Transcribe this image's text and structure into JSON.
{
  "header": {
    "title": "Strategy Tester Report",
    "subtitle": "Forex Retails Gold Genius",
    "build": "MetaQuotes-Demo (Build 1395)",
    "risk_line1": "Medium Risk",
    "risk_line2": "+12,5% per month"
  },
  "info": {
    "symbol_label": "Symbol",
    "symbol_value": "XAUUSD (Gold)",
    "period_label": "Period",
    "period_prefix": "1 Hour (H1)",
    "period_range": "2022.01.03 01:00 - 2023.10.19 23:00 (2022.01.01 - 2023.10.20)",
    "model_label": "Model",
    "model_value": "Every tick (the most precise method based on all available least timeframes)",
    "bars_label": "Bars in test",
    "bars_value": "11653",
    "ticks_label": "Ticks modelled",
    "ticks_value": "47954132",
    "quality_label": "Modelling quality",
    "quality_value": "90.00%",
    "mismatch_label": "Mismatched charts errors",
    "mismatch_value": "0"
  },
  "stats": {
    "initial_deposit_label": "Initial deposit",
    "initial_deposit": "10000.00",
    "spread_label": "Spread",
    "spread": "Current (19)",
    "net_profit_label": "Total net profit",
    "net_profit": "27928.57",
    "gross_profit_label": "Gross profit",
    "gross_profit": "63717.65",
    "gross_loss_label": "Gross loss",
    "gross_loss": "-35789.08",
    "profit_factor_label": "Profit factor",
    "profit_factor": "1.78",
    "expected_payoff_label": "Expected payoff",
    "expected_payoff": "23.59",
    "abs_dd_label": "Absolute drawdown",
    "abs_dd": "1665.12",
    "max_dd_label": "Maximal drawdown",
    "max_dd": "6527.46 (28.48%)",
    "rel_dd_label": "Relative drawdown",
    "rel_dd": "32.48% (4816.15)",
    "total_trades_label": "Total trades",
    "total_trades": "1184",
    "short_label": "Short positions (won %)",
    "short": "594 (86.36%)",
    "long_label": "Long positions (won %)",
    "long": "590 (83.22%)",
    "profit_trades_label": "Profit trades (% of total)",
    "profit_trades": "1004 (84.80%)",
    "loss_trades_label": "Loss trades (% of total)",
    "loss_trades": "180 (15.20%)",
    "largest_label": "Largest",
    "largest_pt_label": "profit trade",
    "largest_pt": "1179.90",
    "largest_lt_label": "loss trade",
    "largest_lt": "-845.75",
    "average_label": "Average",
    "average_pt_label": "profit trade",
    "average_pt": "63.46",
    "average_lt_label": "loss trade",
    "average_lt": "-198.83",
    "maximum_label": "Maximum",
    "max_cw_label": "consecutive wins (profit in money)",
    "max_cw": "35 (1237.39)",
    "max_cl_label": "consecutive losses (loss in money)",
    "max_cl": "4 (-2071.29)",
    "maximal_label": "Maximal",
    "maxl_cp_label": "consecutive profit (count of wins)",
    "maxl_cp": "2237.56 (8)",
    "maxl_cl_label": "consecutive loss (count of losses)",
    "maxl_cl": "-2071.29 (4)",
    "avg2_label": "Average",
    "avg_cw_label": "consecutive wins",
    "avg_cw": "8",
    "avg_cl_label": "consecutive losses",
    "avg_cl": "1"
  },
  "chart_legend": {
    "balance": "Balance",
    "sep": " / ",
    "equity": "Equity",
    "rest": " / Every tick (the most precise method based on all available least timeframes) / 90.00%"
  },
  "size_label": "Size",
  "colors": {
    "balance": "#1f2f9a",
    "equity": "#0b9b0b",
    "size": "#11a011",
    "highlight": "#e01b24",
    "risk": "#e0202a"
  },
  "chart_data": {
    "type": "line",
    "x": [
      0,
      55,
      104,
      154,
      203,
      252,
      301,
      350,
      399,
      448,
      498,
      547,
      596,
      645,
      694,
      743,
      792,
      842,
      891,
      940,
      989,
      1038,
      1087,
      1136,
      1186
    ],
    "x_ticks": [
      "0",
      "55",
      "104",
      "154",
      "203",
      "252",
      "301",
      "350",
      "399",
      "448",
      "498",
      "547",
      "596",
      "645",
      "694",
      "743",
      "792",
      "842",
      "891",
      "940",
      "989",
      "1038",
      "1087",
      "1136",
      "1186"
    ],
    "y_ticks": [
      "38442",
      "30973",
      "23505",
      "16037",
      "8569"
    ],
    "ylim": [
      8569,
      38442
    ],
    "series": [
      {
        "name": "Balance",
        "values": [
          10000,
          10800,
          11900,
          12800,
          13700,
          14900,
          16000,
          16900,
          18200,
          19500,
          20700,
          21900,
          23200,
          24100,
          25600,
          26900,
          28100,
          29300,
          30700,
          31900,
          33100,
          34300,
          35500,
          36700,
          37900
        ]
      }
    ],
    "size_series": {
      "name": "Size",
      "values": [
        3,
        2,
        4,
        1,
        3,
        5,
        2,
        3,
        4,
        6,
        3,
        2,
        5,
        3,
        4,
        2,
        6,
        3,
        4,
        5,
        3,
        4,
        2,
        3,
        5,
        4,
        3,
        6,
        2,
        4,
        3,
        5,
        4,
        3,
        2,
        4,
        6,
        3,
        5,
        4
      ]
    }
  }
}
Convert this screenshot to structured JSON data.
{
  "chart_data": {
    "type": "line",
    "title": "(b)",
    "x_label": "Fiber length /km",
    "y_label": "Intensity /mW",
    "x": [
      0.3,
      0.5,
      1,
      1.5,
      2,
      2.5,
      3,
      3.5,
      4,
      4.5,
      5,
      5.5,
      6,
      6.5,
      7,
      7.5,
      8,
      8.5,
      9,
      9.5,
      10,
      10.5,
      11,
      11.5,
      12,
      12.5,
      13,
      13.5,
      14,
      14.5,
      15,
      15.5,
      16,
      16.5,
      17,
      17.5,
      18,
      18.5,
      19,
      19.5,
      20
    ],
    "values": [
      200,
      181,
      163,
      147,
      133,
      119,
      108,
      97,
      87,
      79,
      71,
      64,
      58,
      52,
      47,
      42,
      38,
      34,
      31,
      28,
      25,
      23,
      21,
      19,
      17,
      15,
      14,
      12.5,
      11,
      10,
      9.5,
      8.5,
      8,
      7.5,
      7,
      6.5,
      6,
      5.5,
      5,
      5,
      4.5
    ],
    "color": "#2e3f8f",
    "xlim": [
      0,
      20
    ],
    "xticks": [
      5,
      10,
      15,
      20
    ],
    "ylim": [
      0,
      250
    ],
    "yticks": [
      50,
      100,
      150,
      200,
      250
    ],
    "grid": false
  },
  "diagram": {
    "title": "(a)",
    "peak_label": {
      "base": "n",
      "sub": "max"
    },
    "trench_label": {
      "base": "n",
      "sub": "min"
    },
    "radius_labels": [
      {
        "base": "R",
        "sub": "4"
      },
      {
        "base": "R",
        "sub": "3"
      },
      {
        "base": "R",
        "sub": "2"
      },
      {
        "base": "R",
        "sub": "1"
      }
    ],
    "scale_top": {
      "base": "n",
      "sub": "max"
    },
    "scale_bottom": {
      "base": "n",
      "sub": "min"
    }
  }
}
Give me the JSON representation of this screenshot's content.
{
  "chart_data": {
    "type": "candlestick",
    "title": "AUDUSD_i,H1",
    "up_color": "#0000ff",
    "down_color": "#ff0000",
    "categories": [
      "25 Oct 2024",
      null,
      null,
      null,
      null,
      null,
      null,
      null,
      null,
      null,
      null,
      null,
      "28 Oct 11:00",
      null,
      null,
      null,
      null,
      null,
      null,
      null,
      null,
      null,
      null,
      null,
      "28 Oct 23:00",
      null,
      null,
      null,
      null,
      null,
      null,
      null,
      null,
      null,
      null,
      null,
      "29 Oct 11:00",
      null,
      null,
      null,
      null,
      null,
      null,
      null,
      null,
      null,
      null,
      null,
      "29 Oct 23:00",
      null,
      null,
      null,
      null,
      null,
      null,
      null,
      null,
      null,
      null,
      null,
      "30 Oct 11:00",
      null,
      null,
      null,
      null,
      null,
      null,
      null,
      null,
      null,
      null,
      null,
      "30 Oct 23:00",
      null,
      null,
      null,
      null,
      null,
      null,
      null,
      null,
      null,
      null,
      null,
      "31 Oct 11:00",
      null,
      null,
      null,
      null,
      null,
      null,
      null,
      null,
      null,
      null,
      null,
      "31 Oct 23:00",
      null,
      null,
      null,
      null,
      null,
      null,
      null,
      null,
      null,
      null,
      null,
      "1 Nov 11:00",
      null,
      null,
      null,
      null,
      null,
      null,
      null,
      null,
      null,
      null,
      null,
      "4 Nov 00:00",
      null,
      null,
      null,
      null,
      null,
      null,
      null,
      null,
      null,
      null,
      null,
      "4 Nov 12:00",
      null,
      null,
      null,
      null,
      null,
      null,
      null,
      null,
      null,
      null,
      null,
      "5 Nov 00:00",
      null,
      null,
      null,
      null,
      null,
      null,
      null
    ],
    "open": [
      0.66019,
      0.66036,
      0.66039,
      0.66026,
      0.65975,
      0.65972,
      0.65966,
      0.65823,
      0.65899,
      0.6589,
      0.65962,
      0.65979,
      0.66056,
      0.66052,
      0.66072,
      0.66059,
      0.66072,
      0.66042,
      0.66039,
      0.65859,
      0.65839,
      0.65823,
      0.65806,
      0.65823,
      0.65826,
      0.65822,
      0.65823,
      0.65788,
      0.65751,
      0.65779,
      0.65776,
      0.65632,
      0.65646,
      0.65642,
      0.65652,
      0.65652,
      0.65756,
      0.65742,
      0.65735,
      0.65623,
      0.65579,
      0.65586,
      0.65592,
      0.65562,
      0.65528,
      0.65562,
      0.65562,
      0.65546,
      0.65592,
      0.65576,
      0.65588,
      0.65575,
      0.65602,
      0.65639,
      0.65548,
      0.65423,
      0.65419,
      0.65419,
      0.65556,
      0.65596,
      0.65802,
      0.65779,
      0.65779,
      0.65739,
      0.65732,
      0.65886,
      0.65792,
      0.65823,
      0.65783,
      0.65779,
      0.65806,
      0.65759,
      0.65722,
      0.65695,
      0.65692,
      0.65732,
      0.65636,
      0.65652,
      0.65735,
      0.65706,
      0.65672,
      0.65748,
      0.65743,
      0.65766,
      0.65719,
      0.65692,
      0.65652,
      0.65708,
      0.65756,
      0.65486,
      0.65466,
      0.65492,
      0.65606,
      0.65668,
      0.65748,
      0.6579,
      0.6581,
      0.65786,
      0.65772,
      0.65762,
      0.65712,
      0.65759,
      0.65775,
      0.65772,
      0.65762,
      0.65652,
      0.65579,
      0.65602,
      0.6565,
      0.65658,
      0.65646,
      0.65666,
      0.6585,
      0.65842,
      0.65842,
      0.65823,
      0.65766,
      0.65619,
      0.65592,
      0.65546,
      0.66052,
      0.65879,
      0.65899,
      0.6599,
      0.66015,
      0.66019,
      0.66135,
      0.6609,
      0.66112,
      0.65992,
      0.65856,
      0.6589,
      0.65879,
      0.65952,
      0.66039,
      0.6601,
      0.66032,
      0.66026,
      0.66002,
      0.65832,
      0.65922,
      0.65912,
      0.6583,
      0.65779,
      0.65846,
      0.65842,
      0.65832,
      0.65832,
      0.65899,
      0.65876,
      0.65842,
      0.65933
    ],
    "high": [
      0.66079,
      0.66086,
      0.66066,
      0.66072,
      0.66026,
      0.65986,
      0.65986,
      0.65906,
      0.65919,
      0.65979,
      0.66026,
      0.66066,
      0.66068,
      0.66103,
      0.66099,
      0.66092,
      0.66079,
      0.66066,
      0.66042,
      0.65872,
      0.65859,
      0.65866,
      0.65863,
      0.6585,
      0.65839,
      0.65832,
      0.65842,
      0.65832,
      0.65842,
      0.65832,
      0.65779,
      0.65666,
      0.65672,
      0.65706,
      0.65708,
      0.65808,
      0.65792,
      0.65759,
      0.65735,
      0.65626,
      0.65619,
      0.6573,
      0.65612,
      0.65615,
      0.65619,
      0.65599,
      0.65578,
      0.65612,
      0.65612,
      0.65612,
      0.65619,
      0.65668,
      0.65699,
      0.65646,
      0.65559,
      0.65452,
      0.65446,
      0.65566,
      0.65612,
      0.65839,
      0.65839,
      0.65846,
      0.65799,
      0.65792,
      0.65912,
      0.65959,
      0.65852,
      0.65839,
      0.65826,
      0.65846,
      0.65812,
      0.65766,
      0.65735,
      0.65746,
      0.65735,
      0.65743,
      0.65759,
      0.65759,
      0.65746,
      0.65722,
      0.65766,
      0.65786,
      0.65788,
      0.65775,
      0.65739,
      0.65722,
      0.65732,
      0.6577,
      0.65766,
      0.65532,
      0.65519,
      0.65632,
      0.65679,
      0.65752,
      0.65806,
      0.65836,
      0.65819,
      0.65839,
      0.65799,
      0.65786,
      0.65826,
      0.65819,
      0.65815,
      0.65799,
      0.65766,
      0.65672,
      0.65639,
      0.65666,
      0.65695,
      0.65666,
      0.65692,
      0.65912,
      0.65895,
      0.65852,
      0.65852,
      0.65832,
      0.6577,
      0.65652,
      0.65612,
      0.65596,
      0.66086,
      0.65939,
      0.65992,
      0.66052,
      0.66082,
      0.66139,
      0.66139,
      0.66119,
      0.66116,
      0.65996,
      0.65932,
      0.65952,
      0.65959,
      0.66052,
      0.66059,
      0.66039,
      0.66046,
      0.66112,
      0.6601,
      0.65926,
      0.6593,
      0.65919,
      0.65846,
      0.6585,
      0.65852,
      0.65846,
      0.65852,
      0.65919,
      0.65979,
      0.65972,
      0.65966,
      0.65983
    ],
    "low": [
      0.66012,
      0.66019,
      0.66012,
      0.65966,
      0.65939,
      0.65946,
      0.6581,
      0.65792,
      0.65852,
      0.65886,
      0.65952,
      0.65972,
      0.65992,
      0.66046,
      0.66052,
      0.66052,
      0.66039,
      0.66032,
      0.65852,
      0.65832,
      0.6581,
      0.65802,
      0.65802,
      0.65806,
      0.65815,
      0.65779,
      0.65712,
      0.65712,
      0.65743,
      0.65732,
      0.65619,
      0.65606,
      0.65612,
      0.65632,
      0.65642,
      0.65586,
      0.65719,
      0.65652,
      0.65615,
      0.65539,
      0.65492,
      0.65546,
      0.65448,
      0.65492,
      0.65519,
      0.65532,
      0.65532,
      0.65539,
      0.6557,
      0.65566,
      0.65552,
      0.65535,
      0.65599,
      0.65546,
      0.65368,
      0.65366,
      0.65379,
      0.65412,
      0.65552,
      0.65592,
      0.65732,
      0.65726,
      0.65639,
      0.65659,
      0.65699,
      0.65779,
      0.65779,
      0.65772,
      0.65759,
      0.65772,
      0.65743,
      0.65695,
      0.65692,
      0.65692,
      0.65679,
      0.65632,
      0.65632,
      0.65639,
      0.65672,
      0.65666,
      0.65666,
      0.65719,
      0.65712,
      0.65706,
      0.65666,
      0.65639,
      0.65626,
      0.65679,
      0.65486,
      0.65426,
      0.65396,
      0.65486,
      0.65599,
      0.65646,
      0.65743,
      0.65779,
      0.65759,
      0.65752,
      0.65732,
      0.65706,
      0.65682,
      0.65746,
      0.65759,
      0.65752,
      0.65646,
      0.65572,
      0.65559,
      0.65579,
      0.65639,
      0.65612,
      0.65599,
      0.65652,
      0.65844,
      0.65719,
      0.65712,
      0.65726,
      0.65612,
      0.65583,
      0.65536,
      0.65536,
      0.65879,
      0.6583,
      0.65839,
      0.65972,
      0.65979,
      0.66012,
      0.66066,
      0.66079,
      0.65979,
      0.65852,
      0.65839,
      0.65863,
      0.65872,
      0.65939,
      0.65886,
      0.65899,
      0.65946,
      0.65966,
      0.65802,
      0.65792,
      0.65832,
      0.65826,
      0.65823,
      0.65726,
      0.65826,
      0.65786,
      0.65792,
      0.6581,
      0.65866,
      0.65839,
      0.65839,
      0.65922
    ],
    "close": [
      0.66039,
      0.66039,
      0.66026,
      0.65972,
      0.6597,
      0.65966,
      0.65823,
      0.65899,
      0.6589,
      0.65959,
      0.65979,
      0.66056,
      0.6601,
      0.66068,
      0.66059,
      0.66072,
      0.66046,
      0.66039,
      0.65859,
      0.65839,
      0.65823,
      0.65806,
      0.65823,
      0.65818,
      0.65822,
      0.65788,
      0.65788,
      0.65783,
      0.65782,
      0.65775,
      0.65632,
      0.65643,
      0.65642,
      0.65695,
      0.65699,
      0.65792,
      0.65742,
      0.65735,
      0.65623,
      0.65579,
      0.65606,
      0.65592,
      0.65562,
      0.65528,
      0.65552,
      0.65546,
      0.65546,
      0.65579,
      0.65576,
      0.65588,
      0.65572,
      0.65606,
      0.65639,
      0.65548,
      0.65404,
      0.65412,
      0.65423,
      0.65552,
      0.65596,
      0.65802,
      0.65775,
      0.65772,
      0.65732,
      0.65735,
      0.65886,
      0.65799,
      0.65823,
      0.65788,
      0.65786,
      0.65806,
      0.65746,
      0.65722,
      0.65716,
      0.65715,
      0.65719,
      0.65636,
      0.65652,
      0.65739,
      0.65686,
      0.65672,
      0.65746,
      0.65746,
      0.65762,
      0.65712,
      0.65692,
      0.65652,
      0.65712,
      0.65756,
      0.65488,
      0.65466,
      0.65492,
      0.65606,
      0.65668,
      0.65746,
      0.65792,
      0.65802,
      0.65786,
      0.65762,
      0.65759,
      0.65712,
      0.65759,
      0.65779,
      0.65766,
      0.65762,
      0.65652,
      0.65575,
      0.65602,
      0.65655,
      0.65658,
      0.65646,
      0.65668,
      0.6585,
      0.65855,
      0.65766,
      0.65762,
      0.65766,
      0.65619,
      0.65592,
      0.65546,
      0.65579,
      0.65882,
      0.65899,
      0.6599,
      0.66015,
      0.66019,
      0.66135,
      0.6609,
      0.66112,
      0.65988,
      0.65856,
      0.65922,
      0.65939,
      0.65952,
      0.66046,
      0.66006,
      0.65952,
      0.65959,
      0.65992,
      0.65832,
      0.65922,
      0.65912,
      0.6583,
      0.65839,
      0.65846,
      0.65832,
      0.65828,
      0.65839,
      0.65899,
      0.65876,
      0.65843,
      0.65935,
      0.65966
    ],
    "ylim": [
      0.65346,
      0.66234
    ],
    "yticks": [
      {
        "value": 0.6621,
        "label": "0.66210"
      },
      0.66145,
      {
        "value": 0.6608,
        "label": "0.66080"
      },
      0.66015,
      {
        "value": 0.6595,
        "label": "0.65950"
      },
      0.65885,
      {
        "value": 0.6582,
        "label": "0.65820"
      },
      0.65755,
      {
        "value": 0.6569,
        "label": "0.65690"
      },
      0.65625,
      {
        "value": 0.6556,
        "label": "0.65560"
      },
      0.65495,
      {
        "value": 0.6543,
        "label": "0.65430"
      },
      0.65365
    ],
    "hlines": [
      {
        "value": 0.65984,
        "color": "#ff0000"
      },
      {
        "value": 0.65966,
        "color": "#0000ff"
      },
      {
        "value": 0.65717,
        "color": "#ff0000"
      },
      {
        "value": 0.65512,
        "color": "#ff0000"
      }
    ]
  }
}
....
▸ WHAT THE TASK ASKS: Where a line in the entries holds "money", copy that line.

▸ EXERCISE RESULT:
    "max_cw_label": "consecutive wins (profit in money)",
    "max_cl_label": "consecutive losses (loss in money)",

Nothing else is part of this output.